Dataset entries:
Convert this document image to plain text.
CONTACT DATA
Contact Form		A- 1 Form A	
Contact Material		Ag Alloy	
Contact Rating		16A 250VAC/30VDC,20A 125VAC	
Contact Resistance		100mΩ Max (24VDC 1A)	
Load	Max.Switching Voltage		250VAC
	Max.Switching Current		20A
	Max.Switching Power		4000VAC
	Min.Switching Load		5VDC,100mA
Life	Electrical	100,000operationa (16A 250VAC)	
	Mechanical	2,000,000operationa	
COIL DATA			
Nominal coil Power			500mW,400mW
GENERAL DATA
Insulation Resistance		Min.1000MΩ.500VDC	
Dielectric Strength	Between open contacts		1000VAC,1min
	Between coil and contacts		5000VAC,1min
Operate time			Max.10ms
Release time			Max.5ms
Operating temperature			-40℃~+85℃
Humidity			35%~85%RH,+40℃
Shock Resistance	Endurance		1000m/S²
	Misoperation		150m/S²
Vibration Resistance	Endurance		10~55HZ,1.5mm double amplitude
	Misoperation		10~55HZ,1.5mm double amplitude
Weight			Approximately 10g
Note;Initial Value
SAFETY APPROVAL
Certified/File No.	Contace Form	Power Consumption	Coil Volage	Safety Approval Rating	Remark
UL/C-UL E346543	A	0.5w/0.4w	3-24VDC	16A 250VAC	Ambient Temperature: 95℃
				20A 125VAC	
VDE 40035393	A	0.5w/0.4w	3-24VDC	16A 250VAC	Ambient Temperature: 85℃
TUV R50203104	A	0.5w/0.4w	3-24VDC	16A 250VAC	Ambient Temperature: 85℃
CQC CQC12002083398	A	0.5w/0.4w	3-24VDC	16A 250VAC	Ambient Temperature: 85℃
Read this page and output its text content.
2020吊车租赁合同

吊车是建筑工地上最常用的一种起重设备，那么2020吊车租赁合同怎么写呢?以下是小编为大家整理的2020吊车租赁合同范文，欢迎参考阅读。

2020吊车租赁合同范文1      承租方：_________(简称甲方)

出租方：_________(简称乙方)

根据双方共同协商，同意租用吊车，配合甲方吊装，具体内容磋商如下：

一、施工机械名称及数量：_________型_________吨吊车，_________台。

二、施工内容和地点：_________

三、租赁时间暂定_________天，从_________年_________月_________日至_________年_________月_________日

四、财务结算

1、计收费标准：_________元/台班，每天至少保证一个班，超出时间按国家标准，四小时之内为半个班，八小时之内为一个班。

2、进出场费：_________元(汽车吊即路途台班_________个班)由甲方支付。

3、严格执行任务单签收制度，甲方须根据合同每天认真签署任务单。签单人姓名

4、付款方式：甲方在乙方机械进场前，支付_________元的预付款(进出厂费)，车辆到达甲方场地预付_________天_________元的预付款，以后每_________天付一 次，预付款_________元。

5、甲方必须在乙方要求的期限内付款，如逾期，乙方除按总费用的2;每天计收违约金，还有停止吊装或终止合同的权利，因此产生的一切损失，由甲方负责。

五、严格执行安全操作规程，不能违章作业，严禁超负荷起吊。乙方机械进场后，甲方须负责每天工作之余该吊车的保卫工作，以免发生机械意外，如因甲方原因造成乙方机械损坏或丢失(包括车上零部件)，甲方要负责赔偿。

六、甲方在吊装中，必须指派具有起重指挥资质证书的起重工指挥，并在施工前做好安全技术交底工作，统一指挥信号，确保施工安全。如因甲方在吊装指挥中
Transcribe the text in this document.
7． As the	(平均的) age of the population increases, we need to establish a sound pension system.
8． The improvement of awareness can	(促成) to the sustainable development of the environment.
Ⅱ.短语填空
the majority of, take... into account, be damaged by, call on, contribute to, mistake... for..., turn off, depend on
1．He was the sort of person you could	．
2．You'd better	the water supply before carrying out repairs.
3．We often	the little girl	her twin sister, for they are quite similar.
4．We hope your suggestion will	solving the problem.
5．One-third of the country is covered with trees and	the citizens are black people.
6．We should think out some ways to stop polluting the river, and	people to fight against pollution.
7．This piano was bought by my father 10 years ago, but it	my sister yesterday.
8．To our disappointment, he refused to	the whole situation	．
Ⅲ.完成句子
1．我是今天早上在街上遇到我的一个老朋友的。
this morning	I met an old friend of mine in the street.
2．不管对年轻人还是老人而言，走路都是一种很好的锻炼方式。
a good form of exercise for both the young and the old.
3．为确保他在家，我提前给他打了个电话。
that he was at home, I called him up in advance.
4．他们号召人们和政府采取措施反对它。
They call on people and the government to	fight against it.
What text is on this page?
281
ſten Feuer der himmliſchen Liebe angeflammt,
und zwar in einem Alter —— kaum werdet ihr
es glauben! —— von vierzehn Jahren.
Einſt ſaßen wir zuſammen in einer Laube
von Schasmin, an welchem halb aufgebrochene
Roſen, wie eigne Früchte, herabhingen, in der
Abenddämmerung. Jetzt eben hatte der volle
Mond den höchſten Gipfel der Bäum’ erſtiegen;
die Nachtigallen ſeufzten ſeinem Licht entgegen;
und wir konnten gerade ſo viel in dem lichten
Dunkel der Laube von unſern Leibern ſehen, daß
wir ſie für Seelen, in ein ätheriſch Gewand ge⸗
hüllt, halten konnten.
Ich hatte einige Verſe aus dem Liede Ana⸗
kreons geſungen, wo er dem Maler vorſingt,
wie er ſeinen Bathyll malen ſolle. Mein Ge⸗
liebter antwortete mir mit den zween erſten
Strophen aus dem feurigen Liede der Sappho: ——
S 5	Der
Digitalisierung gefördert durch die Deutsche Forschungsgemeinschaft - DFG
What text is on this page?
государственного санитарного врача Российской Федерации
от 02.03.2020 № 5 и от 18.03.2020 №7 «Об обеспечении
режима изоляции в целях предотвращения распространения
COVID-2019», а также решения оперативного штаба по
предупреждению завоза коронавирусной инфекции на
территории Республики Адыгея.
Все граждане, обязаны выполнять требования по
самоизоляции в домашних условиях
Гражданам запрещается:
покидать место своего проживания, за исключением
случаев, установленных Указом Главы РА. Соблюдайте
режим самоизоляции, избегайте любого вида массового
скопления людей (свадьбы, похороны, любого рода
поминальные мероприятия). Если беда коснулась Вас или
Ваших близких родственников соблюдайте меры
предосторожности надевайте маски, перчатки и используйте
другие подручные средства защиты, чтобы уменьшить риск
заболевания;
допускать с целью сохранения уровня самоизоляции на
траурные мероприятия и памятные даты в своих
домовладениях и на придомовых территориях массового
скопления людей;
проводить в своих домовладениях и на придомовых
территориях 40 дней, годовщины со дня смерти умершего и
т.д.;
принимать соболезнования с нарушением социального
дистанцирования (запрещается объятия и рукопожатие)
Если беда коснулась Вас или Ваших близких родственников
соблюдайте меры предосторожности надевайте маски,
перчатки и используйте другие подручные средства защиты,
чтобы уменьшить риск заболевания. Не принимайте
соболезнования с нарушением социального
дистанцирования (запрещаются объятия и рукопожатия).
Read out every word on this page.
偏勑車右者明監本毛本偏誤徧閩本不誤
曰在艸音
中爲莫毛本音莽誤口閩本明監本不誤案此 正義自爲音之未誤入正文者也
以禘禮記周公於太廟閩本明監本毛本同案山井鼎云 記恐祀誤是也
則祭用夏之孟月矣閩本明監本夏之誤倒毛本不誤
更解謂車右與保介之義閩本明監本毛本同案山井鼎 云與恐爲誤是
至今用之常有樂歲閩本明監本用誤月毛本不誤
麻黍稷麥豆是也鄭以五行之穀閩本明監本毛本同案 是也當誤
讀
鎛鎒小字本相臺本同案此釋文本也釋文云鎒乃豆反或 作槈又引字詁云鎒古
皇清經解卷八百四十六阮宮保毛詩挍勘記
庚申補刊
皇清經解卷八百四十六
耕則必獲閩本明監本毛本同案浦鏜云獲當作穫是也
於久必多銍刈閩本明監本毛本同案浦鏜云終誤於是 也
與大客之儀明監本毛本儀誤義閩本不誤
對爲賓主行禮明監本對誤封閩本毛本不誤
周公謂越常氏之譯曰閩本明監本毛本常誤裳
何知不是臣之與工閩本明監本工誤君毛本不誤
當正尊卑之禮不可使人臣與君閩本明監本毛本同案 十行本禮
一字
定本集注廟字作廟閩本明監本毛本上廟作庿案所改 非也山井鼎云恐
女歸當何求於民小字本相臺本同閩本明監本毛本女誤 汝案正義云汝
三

• _What needs to be done_: Leave out every line before the one containing "Read out every word on this page."; set down that line and all remaining lines of the material exactly.

• _Response below_:
Read out every word on this page.
偏勑車右者明監本毛本偏誤徧閩本不誤
曰在艸音
中爲莫毛本音莽誤口閩本明監本不誤案此 正義自爲音之未誤入正文者也
以禘禮記周公於太廟閩本明監本毛本同案山井鼎云 記恐祀誤是也
則祭用夏之孟月矣閩本明監本夏之誤倒毛本不誤
更解謂車右與保介之義閩本明監本毛本同案山井鼎 云與恐爲誤是
至今用之常有樂歲閩本明監本用誤月毛本不誤
麻黍稷麥豆是也鄭以五行之穀閩本明監本毛本同案 是也當誤
讀
鎛鎒小字本相臺本同案此釋文本也釋文云鎒乃豆反或 作槈又引字詁云鎒古
皇清經解卷八百四十六阮宮保毛詩挍勘記
庚申補刊
皇清經解卷八百四十六
耕則必獲閩本明監本毛本同案浦鏜云獲當作穫是也
於久必多銍刈閩本明監本毛本同案浦鏜云終誤於是 也
與大客之儀明監本毛本儀誤義閩本不誤
對爲賓主行禮明監本對誤封閩本毛本不誤
周公謂越常氏之譯曰閩本明監本毛本常誤裳
何知不是臣之與工閩本明監本工誤君毛本不誤
當正尊卑之禮不可使人臣與君閩本明監本毛本同案 十行本禮
一字
定本集注廟字作廟閩本明監本毛本上廟作庿案所改 非也山井鼎云恐
女歸當何求於民小字本相臺本同閩本明監本毛本女誤 汝案正義云汝
三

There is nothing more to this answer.